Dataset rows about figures
+++++
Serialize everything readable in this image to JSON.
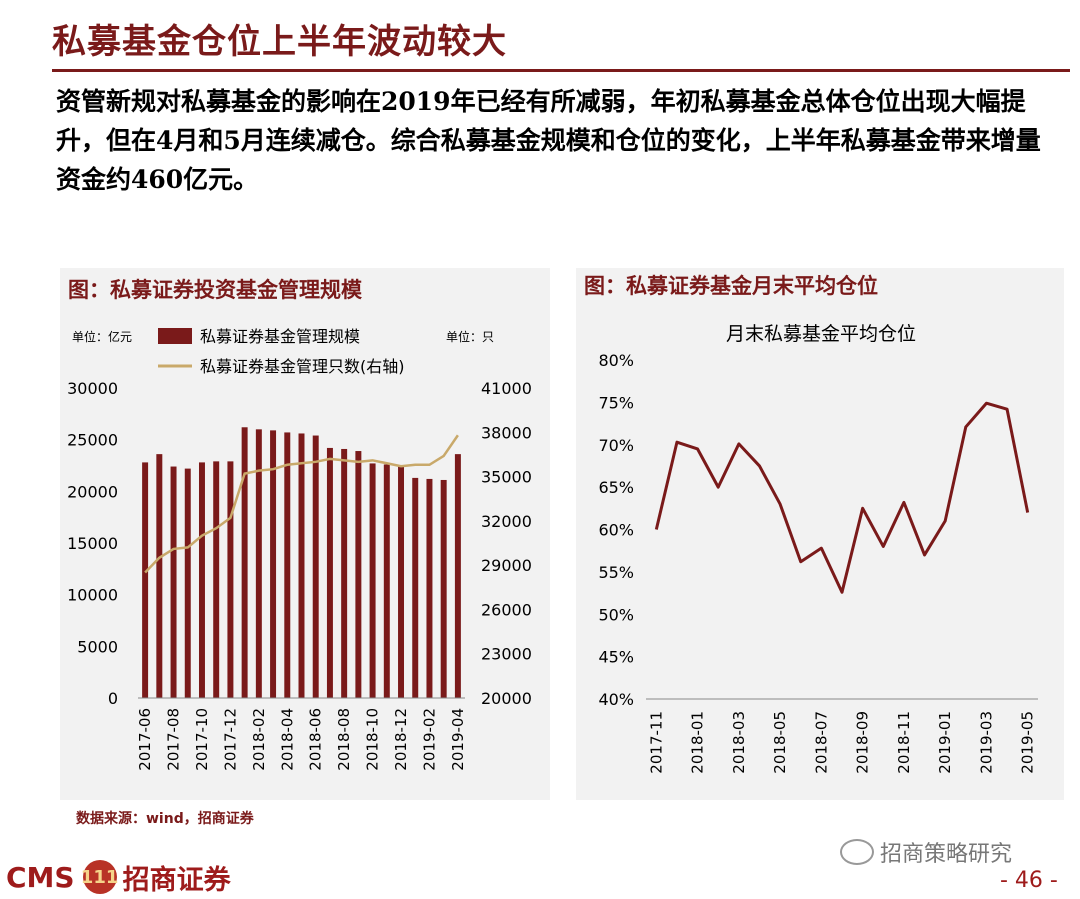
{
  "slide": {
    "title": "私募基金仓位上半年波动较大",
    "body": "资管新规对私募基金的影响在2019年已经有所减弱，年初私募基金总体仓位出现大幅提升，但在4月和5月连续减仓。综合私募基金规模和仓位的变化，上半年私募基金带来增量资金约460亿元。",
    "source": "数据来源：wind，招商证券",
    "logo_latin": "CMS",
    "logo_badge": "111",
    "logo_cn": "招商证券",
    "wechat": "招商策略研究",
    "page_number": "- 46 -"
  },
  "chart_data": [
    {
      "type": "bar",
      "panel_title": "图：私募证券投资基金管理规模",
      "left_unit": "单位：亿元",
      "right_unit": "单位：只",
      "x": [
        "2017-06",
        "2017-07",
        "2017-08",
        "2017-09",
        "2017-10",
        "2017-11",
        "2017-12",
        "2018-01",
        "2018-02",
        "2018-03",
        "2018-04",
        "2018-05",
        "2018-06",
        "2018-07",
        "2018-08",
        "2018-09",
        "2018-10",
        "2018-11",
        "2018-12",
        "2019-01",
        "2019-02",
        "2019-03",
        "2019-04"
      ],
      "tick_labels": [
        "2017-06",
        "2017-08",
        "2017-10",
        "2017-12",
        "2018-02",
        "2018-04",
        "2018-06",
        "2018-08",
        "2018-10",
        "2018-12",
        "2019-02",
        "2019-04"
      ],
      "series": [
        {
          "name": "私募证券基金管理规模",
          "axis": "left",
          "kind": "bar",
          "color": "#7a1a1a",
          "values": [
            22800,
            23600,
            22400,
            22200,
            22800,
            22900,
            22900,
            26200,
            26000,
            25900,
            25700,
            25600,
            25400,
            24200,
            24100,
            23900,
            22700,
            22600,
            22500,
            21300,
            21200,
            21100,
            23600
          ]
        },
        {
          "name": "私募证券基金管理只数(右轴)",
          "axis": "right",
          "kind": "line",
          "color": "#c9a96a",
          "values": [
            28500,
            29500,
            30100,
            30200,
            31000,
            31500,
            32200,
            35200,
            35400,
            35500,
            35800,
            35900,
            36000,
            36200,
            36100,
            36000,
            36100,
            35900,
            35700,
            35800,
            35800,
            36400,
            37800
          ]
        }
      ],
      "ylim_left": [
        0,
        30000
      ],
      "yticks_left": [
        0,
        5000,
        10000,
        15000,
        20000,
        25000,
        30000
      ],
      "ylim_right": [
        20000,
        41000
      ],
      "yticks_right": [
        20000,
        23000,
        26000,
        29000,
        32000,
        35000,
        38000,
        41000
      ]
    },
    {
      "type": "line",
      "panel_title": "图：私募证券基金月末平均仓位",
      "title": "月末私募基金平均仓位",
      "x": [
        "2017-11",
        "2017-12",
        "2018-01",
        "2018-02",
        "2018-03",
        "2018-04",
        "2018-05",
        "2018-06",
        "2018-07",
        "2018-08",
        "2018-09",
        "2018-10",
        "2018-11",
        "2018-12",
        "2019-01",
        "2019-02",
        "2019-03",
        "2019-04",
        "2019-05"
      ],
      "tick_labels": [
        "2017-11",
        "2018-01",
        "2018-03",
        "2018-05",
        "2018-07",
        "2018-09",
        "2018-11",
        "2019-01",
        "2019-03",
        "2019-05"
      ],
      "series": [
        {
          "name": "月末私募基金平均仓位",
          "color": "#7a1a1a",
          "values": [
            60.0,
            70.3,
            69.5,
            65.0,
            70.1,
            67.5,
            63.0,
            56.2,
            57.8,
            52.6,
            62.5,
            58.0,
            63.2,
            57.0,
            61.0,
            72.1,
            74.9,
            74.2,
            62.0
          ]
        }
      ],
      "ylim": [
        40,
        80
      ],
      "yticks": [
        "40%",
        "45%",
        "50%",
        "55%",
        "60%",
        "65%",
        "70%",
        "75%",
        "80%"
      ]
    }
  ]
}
+++++
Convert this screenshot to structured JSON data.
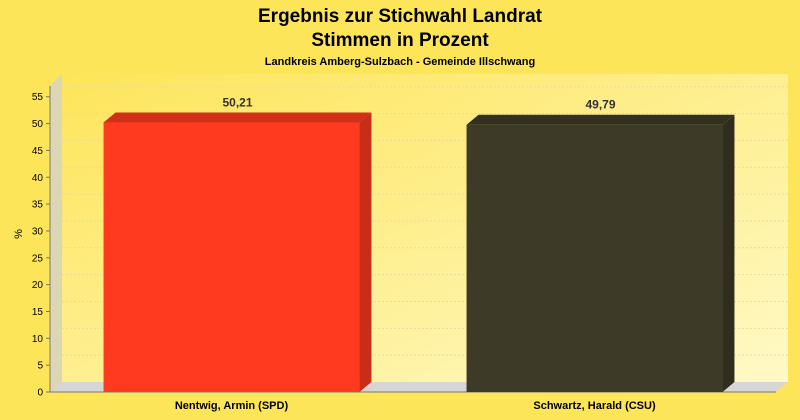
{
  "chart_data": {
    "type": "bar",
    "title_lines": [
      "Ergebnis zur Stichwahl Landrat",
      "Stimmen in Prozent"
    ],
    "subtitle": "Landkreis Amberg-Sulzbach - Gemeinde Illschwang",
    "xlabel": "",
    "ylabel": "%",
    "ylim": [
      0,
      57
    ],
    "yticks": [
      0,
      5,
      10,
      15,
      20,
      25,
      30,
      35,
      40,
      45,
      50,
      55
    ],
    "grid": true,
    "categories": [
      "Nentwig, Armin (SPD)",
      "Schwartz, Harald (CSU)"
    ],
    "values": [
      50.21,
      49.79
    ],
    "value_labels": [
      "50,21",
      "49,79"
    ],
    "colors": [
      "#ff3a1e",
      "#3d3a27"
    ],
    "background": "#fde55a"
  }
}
+++++
▸ **Exercise requirements**
Determine how many lines in the listing above hold the word "name", answering with the number only.

▸ **Worked solution**
3